**Instruction**
Where a line contains the string "used", copy that line.
:: The input ::
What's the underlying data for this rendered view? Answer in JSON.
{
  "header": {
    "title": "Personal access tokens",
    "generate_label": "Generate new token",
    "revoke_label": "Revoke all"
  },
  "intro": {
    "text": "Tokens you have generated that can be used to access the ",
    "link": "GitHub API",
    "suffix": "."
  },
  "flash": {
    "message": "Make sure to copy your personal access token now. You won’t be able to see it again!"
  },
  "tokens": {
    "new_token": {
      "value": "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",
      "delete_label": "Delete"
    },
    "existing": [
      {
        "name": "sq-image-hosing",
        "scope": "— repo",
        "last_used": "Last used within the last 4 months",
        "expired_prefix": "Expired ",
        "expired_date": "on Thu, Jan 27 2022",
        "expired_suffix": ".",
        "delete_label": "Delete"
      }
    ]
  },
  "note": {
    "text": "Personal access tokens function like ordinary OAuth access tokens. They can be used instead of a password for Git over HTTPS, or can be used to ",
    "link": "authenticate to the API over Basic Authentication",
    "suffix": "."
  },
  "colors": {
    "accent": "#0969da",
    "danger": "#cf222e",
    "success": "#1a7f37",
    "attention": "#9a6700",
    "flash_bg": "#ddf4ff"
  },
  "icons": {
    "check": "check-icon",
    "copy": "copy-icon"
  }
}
:::
**Reply**
    "text": "Tokens you have generated that can be used to access the ",
        "last_used": "Last used within the last 4 months",
    "text": "Personal access tokens function like ordinary OAuth access tokens. They can be used instead of a password for Git over HTTPS, or can be used to ",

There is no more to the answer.